Task brief:
Give a verbatim quotation of every record.
[begin Rows]
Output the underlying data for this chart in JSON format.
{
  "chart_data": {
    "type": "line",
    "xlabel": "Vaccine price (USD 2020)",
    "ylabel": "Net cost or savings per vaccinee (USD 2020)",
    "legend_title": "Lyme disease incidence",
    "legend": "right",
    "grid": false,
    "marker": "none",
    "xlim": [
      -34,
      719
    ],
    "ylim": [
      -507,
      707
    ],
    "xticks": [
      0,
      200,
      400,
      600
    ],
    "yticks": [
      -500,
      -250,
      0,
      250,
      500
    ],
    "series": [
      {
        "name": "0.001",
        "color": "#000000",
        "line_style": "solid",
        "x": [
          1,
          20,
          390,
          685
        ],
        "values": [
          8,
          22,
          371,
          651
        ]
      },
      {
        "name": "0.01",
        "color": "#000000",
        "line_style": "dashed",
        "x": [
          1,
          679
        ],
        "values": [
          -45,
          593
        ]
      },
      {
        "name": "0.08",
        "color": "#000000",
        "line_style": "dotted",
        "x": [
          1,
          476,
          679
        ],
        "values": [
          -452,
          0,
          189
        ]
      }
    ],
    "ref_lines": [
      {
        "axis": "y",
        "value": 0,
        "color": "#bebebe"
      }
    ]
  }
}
[end Rows]
Output for this exercise:
Output the underlying data for this chart in JSON format.
{
  "chart_data": {
    "type": "line",
    "xlabel": "Vaccine price (USD 2020)",
    "ylabel": "Net cost or savings per vaccinee (USD 2020)",
    "legend_title": "Lyme disease incidence",
    "legend": "right",
    "grid": false,
    "marker": "none",
    "xlim": [
      -34,
      719
    ],
    "ylim": [
      -507,
      707
    ],
    "xticks": [
      0,
      200,
      400,
      600
    ],
    "yticks": [
      -500,
      -250,
      0,
      250,
      500
    ],
    "series": [
      {
        "name": "0.001",
        "color": "#000000",
        "line_style": "solid",
        "x": [
          1,
          20,
          390,
          685
        ],
        "values": [
          8,
          22,
          371,
          651
        ]
      },
      {
        "name": "0.01",
        "color": "#000000",
        "line_style": "dashed",
        "x": [
          1,
          679
        ],
        "values": [
          -45,
          593
        ]
      },
      {
        "name": "0.08",
        "color": "#000000",
        "line_style": "dotted",
        "x": [
          1,
          476,
          679
        ],
        "values": [
          -452,
          0,
          189
        ]
      }
    ],
    "ref_lines": [
      {
        "axis": "y",
        "value": 0,
        "color": "#bebebe"
      }
    ]
  }
}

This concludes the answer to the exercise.